BEGIN Supplied data

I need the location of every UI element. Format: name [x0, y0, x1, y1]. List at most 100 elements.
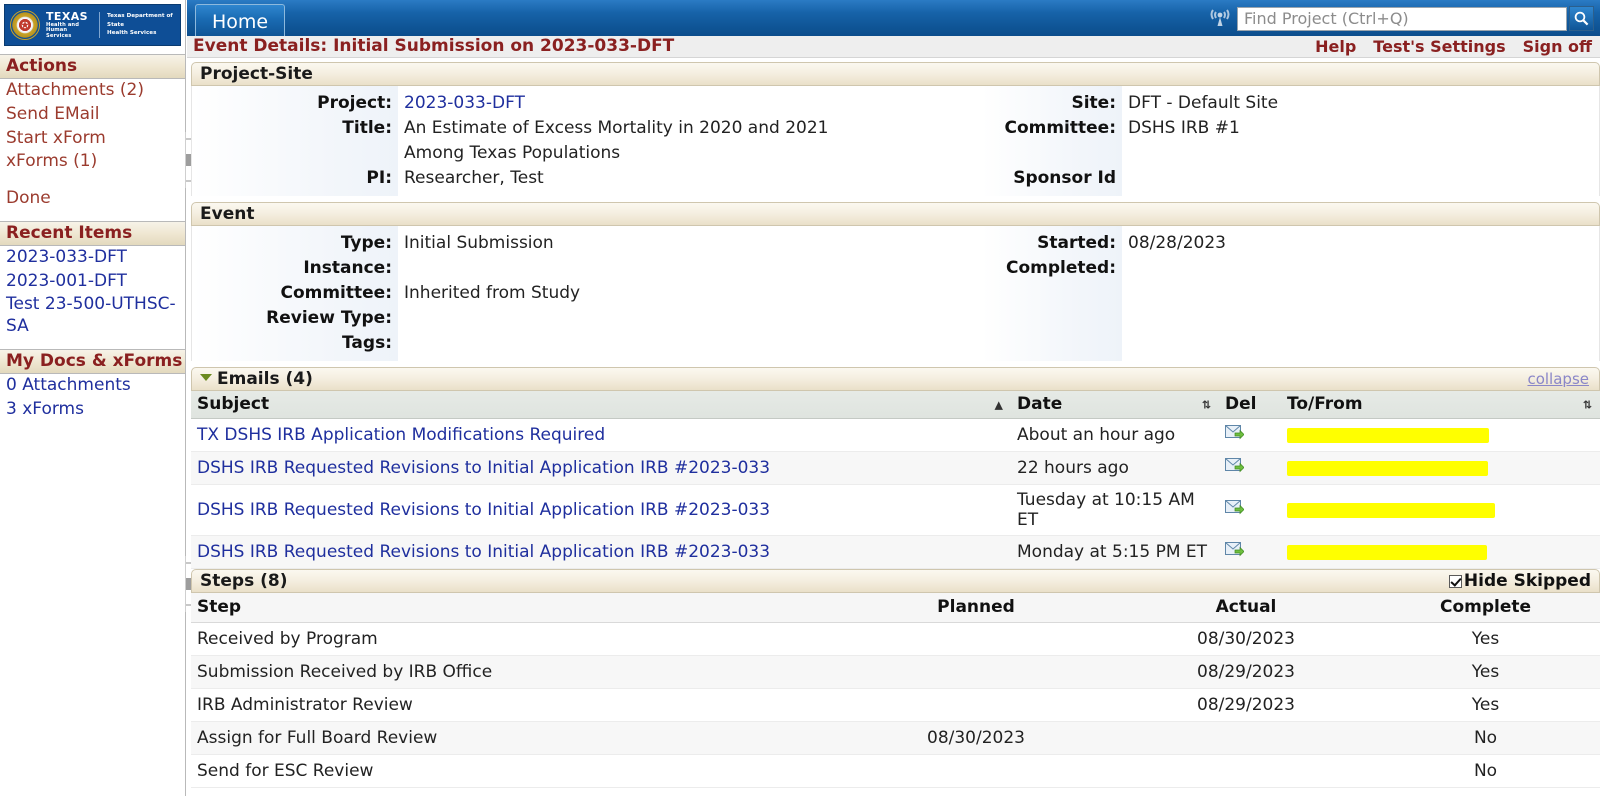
email-subject-link[interactable]: DSHS IRB Requested Revisions to Initial …	[197, 500, 770, 520]
sidebar-item-3-xforms[interactable]: 3 xForms	[0, 398, 185, 422]
emails-col-subject[interactable]: Subject ▲	[191, 391, 1011, 419]
email-subject-cell[interactable]: DSHS IRB Requested Revisions to Initial …	[191, 485, 1011, 536]
project-site-panel: Project-Site Project: Title: PI: 2023-03…	[191, 62, 1600, 196]
step-planned-cell	[831, 689, 1121, 722]
sidebar-item-start-xform[interactable]: Start xForm	[0, 127, 185, 151]
emails-col-tofrom-label: To/From	[1287, 394, 1363, 414]
steps-panel: Steps (8) Hide Skipped Step Planned Actu…	[191, 569, 1600, 788]
table-row[interactable]: DSHS IRB Requested Revisions to Initial …	[191, 452, 1600, 485]
steps-table-body: Received by Program 08/30/2023 Yes Submi…	[191, 623, 1600, 788]
event-body: Type: Instance: Committee: Review Type: …	[191, 226, 1600, 361]
table-row[interactable]: TX DSHS IRB Application Modifications Re…	[191, 419, 1600, 452]
email-subject-cell[interactable]: DSHS IRB Requested Revisions to Initial …	[191, 452, 1011, 485]
sidebar-item-xforms[interactable]: xForms (1)	[0, 150, 185, 174]
email-tofrom-cell	[1281, 452, 1600, 485]
event-heading: Event	[191, 202, 1600, 226]
table-row[interactable]: DSHS IRB Requested Revisions to Initial …	[191, 485, 1600, 536]
email-del-cell[interactable]	[1219, 485, 1281, 536]
project-value[interactable]: 2023-033-DFT	[404, 91, 982, 116]
project-site-left-column: Project: Title: PI: 2023-033-DFT An Esti…	[192, 86, 982, 196]
emails-panel: Emails (4) collapse Subject ▲ Date ⇅	[191, 367, 1600, 569]
event-panel: Event Type: Instance: Committee: Review …	[191, 202, 1600, 361]
envelope-delete-icon	[1225, 542, 1244, 557]
started-label: Started:	[982, 231, 1116, 256]
email-subject-cell[interactable]: DSHS IRB Requested Revisions to Initial …	[191, 536, 1011, 569]
envelope-delete-icon	[1225, 500, 1244, 515]
email-subject-link[interactable]: DSHS IRB Requested Revisions to Initial …	[197, 458, 770, 478]
started-value: 08/28/2023	[1128, 231, 1582, 256]
step-name-cell: Received by Program	[191, 623, 831, 656]
email-del-cell[interactable]	[1219, 452, 1281, 485]
step-name-cell: IRB Administrator Review	[191, 689, 831, 722]
steps-col-step[interactable]: Step	[191, 593, 831, 623]
hide-skipped-toggle[interactable]: Hide Skipped	[1449, 570, 1591, 592]
page-header-bar: Event Details: Initial Submission on 202…	[187, 36, 1600, 58]
search-button[interactable]	[1569, 6, 1594, 31]
email-del-cell[interactable]	[1219, 536, 1281, 569]
sidebar-recent-test-23-500-uthsc-sa[interactable]: Test 23-500-UTHSC-SA	[0, 293, 185, 339]
project-site-left-labels: Project: Title: PI:	[192, 86, 398, 196]
table-row[interactable]: Submission Received by IRB Office 08/29/…	[191, 656, 1600, 689]
step-name-cell: Submission Received by IRB Office	[191, 656, 831, 689]
sidebar-item-attachments[interactable]: Attachments (2)	[0, 79, 185, 103]
steps-col-actual[interactable]: Actual	[1121, 593, 1371, 623]
texas-seal-icon	[10, 10, 40, 40]
broadcast-icon	[1209, 7, 1231, 31]
table-row[interactable]: DSHS IRB Requested Revisions to Initial …	[191, 536, 1600, 569]
sidebar-recent-2023-001-dft[interactable]: 2023-001-DFT	[0, 270, 185, 294]
email-subject-cell[interactable]: TX DSHS IRB Application Modifications Re…	[191, 419, 1011, 452]
tab-home[interactable]: Home	[195, 4, 285, 36]
emails-col-date[interactable]: Date ⇅	[1011, 391, 1219, 419]
email-del-cell[interactable]	[1219, 419, 1281, 452]
sign-off-link[interactable]: Sign off	[1523, 36, 1592, 57]
event-right-labels: Started: Completed:	[982, 226, 1122, 361]
email-date-cell: About an hour ago	[1011, 419, 1219, 452]
sidebar-recent-2023-033-dft[interactable]: 2023-033-DFT	[0, 246, 185, 270]
emails-col-del-label: Del	[1225, 394, 1256, 414]
email-subject-link[interactable]: DSHS IRB Requested Revisions to Initial …	[197, 542, 770, 562]
email-subject-link[interactable]: TX DSHS IRB Application Modifications Re…	[197, 425, 605, 445]
project-site-heading: Project-Site	[191, 62, 1600, 86]
sponsor-id-value	[1128, 166, 1582, 191]
sidebar-item-0-attachments[interactable]: 0 Attachments	[0, 374, 185, 398]
checkbox-icon[interactable]	[1449, 575, 1462, 588]
sidebar-item-send-email[interactable]: Send EMail	[0, 103, 185, 127]
step-complete-cell: Yes	[1371, 623, 1600, 656]
step-name-cell: Assign for Full Board Review	[191, 722, 831, 755]
logo-divider	[99, 12, 100, 38]
logo-line2: Health and Human	[46, 23, 91, 34]
logo-right-line2: Health Services	[107, 29, 175, 37]
main-content: Project-Site Project: Title: PI: 2023-03…	[191, 62, 1600, 796]
steps-col-complete[interactable]: Complete	[1371, 593, 1600, 623]
instance-value	[404, 256, 982, 281]
review-type-label: Review Type:	[192, 306, 392, 331]
step-name-cell: Send for ESC Review	[191, 755, 831, 788]
event-committee-label: Committee:	[192, 281, 392, 306]
steps-col-planned[interactable]: Planned	[831, 593, 1121, 623]
step-planned-cell	[831, 656, 1121, 689]
type-value: Initial Submission	[404, 231, 982, 256]
help-link[interactable]: Help	[1315, 36, 1356, 57]
table-row[interactable]: Send for ESC Review No	[191, 755, 1600, 788]
step-complete-cell: Yes	[1371, 656, 1600, 689]
emails-col-del[interactable]: Del	[1219, 391, 1281, 419]
hide-skipped-label: Hide Skipped	[1464, 571, 1591, 591]
emails-collapse-link[interactable]: collapse	[1527, 369, 1589, 390]
steps-table: Step Planned Actual Complete Received by…	[191, 593, 1600, 788]
table-row[interactable]: Assign for Full Board Review 08/30/2023 …	[191, 722, 1600, 755]
project-site-left-values: 2023-033-DFT An Estimate of Excess Morta…	[398, 86, 982, 196]
tags-label: Tags:	[192, 331, 392, 356]
table-row[interactable]: Received by Program 08/30/2023 Yes	[191, 623, 1600, 656]
agency-logo: TEXAS Health and Human Services Texas De…	[4, 4, 181, 46]
triangle-down-icon[interactable]	[200, 374, 212, 381]
emails-col-tofrom[interactable]: To/From ⇅	[1281, 391, 1600, 419]
settings-link[interactable]: Test's Settings	[1373, 36, 1505, 57]
logo-right-line1: Texas Department of State	[107, 12, 175, 29]
redaction-mark	[1287, 545, 1487, 560]
table-row[interactable]: IRB Administrator Review 08/29/2023 Yes	[191, 689, 1600, 722]
emails-col-subject-label: Subject	[197, 394, 269, 414]
sidebar-item-done[interactable]: Done	[0, 187, 185, 211]
search-input[interactable]	[1237, 7, 1567, 31]
step-complete-cell: No	[1371, 722, 1600, 755]
logo-text-left: TEXAS Health and Human Services	[46, 11, 91, 39]
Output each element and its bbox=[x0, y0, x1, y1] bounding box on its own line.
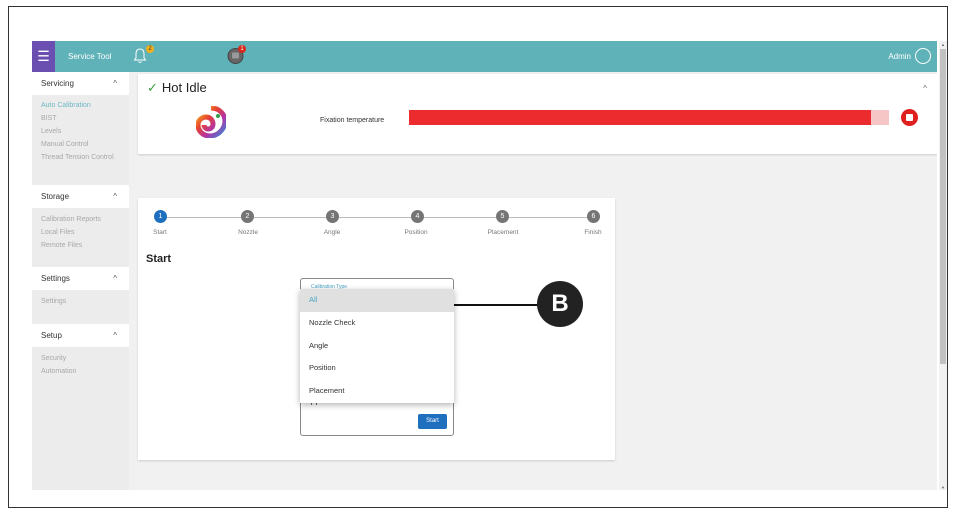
step-1-indicator: 1 bbox=[154, 210, 167, 223]
step-connector bbox=[424, 217, 496, 218]
step-6-indicator: 6 bbox=[587, 210, 600, 223]
chevron-up-icon[interactable]: ^ bbox=[113, 267, 117, 290]
machine-status: ✓ Hot Idle bbox=[147, 80, 207, 95]
callout-marker: B bbox=[537, 281, 583, 327]
temperature-progress-fill bbox=[409, 110, 871, 125]
sidebar-section-header[interactable]: Settings ^ bbox=[32, 267, 129, 290]
scroll-up-arrow-icon[interactable]: ▲ bbox=[941, 42, 945, 47]
dropdown-option-nozzle-check[interactable]: Nozzle Check bbox=[300, 312, 454, 335]
step-connector bbox=[509, 217, 587, 218]
check-icon: ✓ bbox=[147, 80, 158, 95]
step-connector bbox=[339, 217, 411, 218]
step-1-label: Start bbox=[153, 229, 167, 236]
sidebar-item-calibration-reports[interactable]: Calibration Reports bbox=[32, 213, 129, 226]
status-card: ✓ Hot Idle ^ Fixation temperature bbox=[138, 74, 937, 154]
dropdown-option-angle[interactable]: Angle bbox=[300, 335, 454, 358]
sidebar-item-levels[interactable]: Levels bbox=[32, 125, 129, 138]
screenshot-frame: ☰ Service Tool 2 1 Admin Servicing ^ Auto… bbox=[8, 6, 948, 508]
step-3-indicator: 3 bbox=[326, 210, 339, 223]
sidebar-item-automation[interactable]: Automation bbox=[32, 365, 129, 378]
sidebar-section-header[interactable]: Storage ^ bbox=[32, 185, 129, 208]
dropdown-option-all[interactable]: All bbox=[300, 289, 454, 312]
step-6-label: Finish bbox=[584, 229, 602, 236]
sidebar-item-security[interactable]: Security bbox=[32, 352, 129, 365]
notification-badge: 2 bbox=[146, 45, 154, 53]
collapse-chevron-icon[interactable]: ^ bbox=[923, 84, 927, 93]
sidebar-section-settings: Settings ^ Settings bbox=[32, 267, 129, 308]
step-4-label: Position bbox=[404, 229, 428, 236]
sidebar-item-manual-control[interactable]: Manual Control bbox=[32, 138, 129, 151]
app-title: Service Tool bbox=[68, 52, 112, 61]
app-window: ☰ Service Tool 2 1 Admin Servicing ^ Auto… bbox=[32, 41, 937, 490]
hamburger-menu-button[interactable]: ☰ bbox=[32, 41, 55, 72]
chevron-up-icon[interactable]: ^ bbox=[113, 324, 117, 347]
alert-badge: 1 bbox=[238, 45, 246, 53]
step-2-indicator: 2 bbox=[241, 210, 254, 223]
sidebar-item-local-files[interactable]: Local Files bbox=[32, 226, 129, 239]
fixation-temperature-label: Fixation temperature bbox=[320, 117, 385, 124]
wizard-step-title: Start bbox=[146, 253, 172, 265]
vertical-scrollbar[interactable]: ▲ ▼ bbox=[939, 41, 947, 490]
step-5-indicator: 5 bbox=[496, 210, 509, 223]
sidebar-item-bist[interactable]: BIST bbox=[32, 112, 129, 125]
step-3-label: Angle bbox=[323, 229, 341, 236]
dropdown-option-position[interactable]: Position bbox=[300, 357, 454, 380]
sidebar-item-auto-calibration[interactable]: Auto Calibration bbox=[32, 99, 129, 112]
sidebar-section-servicing: Servicing ^ Auto Calibration BIST Levels … bbox=[32, 72, 129, 164]
sidebar-item-remote-files[interactable]: Remote Files bbox=[32, 239, 129, 252]
dropdown-option-placement[interactable]: Placement bbox=[300, 380, 454, 403]
step-2-label: Nozzle bbox=[238, 229, 258, 236]
user-name[interactable]: Admin bbox=[888, 41, 911, 72]
temperature-progress-bar bbox=[409, 110, 889, 125]
sidebar-item-thread-tension-control[interactable]: Thread Tension Control bbox=[32, 151, 129, 164]
scroll-down-arrow-icon[interactable]: ▼ bbox=[941, 485, 945, 490]
step-connector bbox=[254, 217, 326, 218]
chevron-up-icon[interactable]: ^ bbox=[113, 72, 117, 95]
sidebar-section-header[interactable]: Setup ^ bbox=[32, 324, 129, 347]
sidebar: Servicing ^ Auto Calibration BIST Levels … bbox=[32, 72, 129, 490]
sidebar-section-storage: Storage ^ Calibration Reports Local Files… bbox=[32, 185, 129, 252]
top-bar: ☰ Service Tool 2 1 Admin bbox=[32, 41, 937, 72]
step-4-indicator: 4 bbox=[411, 210, 424, 223]
sidebar-section-setup: Setup ^ Security Automation bbox=[32, 324, 129, 378]
stop-button[interactable] bbox=[901, 109, 918, 126]
sidebar-section-header[interactable]: Servicing ^ bbox=[32, 72, 129, 95]
step-connector bbox=[163, 217, 241, 218]
start-button[interactable]: Start bbox=[418, 414, 447, 429]
sidebar-item-settings[interactable]: Settings bbox=[32, 295, 129, 308]
user-avatar-icon[interactable] bbox=[915, 48, 931, 64]
bell-icon[interactable] bbox=[133, 48, 147, 64]
scrollbar-thumb[interactable] bbox=[940, 49, 946, 364]
callout-leader-line bbox=[454, 304, 538, 306]
chameleon-logo-icon bbox=[196, 106, 226, 138]
chevron-up-icon[interactable]: ^ bbox=[113, 185, 117, 208]
calibration-type-dropdown: All Nozzle Check Angle Position Placemen… bbox=[300, 289, 454, 403]
step-5-label: Placement bbox=[487, 229, 519, 236]
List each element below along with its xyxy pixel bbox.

END Supplied data

● **Task prompt**
Duplicate the rows beginning with the line that contains "500, 770, 520]" and ending with the line that contains "steps-panel: Steps (8)", both included.

● **The answer**
email-subject-link[interactable]: DSHS IRB Requested Revisions to Initial …	[197, 500, 770, 520]
sidebar-item-3-xforms[interactable]: 3 xForms	[0, 398, 185, 422]
emails-col-subject[interactable]: Subject ▲	[191, 391, 1011, 419]
email-subject-cell[interactable]: DSHS IRB Requested Revisions to Initial …	[191, 485, 1011, 536]
project-site-panel: Project-Site Project: Title: PI: 2023-03…	[191, 62, 1600, 196]
step-planned-cell	[831, 689, 1121, 722]
sidebar-item-start-xform[interactable]: Start xForm	[0, 127, 185, 151]
emails-col-tofrom-label: To/From	[1287, 394, 1363, 414]
steps-panel: Steps (8) Hide Skipped Step Planned Actu…	[191, 569, 1600, 788]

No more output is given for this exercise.